**What you have to do**
Copy every record word for word.

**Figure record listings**
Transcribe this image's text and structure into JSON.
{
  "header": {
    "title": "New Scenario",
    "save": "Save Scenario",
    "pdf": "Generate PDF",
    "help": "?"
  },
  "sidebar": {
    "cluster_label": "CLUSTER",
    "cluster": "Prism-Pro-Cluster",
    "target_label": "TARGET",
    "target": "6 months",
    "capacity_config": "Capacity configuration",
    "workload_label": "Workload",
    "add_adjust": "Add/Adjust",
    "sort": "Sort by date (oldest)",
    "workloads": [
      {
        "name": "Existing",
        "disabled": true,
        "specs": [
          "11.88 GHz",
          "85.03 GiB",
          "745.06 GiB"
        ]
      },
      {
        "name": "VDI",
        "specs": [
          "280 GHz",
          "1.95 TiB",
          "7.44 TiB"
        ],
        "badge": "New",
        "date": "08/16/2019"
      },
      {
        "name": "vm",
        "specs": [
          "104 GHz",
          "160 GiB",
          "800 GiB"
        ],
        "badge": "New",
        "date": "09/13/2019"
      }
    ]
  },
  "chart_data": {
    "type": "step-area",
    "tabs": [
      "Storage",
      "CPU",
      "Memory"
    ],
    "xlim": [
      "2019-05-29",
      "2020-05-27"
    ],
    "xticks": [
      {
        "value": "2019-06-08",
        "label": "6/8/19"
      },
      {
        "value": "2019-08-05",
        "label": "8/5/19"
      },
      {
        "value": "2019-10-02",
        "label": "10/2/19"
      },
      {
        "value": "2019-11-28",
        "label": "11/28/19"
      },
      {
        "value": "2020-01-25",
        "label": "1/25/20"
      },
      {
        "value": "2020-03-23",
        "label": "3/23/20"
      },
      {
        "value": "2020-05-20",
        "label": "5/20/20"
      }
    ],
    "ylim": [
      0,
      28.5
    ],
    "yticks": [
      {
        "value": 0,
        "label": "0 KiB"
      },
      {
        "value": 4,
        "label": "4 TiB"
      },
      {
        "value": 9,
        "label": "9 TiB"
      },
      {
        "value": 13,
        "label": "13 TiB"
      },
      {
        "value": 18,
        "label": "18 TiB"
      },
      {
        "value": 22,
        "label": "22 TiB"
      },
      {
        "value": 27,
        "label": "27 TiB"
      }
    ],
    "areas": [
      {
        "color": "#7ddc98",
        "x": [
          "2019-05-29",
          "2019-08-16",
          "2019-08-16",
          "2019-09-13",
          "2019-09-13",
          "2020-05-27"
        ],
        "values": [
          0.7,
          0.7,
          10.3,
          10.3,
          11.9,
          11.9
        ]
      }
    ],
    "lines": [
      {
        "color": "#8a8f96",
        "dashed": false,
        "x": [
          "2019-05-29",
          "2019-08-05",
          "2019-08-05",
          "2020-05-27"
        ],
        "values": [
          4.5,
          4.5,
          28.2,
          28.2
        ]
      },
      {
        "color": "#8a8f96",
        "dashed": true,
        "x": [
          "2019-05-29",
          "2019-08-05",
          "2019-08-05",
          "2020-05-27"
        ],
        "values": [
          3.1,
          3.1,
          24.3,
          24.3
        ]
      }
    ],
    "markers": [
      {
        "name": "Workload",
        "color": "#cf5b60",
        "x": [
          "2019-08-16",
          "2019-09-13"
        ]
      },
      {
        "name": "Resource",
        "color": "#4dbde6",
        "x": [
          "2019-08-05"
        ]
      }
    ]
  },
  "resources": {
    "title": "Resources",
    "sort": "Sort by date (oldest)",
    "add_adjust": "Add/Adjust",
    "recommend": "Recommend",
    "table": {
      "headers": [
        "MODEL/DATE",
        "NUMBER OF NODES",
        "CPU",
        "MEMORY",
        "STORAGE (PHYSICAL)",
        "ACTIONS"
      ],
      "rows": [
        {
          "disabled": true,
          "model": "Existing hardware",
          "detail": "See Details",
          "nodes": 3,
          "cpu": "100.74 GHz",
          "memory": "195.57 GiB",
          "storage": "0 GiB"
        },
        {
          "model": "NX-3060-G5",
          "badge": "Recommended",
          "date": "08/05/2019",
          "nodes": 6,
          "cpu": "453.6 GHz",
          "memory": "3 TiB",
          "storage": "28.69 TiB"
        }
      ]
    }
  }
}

**Expected output**
Transcribe this image's text and structure into JSON.
{
  "header": {
    "title": "New Scenario",
    "save": "Save Scenario",
    "pdf": "Generate PDF",
    "help": "?"
  },
  "sidebar": {
    "cluster_label": "CLUSTER",
    "cluster": "Prism-Pro-Cluster",
    "target_label": "TARGET",
    "target": "6 months",
    "capacity_config": "Capacity configuration",
    "workload_label": "Workload",
    "add_adjust": "Add/Adjust",
    "sort": "Sort by date (oldest)",
    "workloads": [
      {
        "name": "Existing",
        "disabled": true,
        "specs": [
          "11.88 GHz",
          "85.03 GiB",
          "745.06 GiB"
        ]
      },
      {
        "name": "VDI",
        "specs": [
          "280 GHz",
          "1.95 TiB",
          "7.44 TiB"
        ],
        "badge": "New",
        "date": "08/16/2019"
      },
      {
        "name": "vm",
        "specs": [
          "104 GHz",
          "160 GiB",
          "800 GiB"
        ],
        "badge": "New",
        "date": "09/13/2019"
      }
    ]
  },
  "chart_data": {
    "type": "step-area",
    "tabs": [
      "Storage",
      "CPU",
      "Memory"
    ],
    "xlim": [
      "2019-05-29",
      "2020-05-27"
    ],
    "xticks": [
      {
        "value": "2019-06-08",
        "label": "6/8/19"
      },
      {
        "value": "2019-08-05",
        "label": "8/5/19"
      },
      {
        "value": "2019-10-02",
        "label": "10/2/19"
      },
      {
        "value": "2019-11-28",
        "label": "11/28/19"
      },
      {
        "value": "2020-01-25",
        "label": "1/25/20"
      },
      {
        "value": "2020-03-23",
        "label": "3/23/20"
      },
      {
        "value": "2020-05-20",
        "label": "5/20/20"
      }
    ],
    "ylim": [
      0,
      28.5
    ],
    "yticks": [
      {
        "value": 0,
        "label": "0 KiB"
      },
      {
        "value": 4,
        "label": "4 TiB"
      },
      {
        "value": 9,
        "label": "9 TiB"
      },
      {
        "value": 13,
        "label": "13 TiB"
      },
      {
        "value": 18,
        "label": "18 TiB"
      },
      {
        "value": 22,
        "label": "22 TiB"
      },
      {
        "value": 27,
        "label": "27 TiB"
      }
    ],
    "areas": [
      {
        "color": "#7ddc98",
        "x": [
          "2019-05-29",
          "2019-08-16",
          "2019-08-16",
          "2019-09-13",
          "2019-09-13",
          "2020-05-27"
        ],
        "values": [
          0.7,
          0.7,
          10.3,
          10.3,
          11.9,
          11.9
        ]
      }
    ],
    "lines": [
      {
        "color": "#8a8f96",
        "dashed": false,
        "x": [
          "2019-05-29",
          "2019-08-05",
          "2019-08-05",
          "2020-05-27"
        ],
        "values": [
          4.5,
          4.5,
          28.2,
          28.2
        ]
      },
      {
        "color": "#8a8f96",
        "dashed": true,
        "x": [
          "2019-05-29",
          "2019-08-05",
          "2019-08-05",
          "2020-05-27"
        ],
        "values": [
          3.1,
          3.1,
          24.3,
          24.3
        ]
      }
    ],
    "markers": [
      {
        "name": "Workload",
        "color": "#cf5b60",
        "x": [
          "2019-08-16",
          "2019-09-13"
        ]
      },
      {
        "name": "Resource",
        "color": "#4dbde6",
        "x": [
          "2019-08-05"
        ]
      }
    ]
  },
  "resources": {
    "title": "Resources",
    "sort": "Sort by date (oldest)",
    "add_adjust": "Add/Adjust",
    "recommend": "Recommend",
    "table": {
      "headers": [
        "MODEL/DATE",
        "NUMBER OF NODES",
        "CPU",
        "MEMORY",
        "STORAGE (PHYSICAL)",
        "ACTIONS"
      ],
      "rows": [
        {
          "disabled": true,
          "model": "Existing hardware",
          "detail": "See Details",
          "nodes": 3,
          "cpu": "100.74 GHz",
          "memory": "195.57 GiB",
          "storage": "0 GiB"
        },
        {
          "model": "NX-3060-G5",
          "badge": "Recommended",
          "date": "08/05/2019",
          "nodes": 6,
          "cpu": "453.6 GHz",
          "memory": "3 TiB",
          "storage": "28.69 TiB"
        }
      ]
    }
  }
}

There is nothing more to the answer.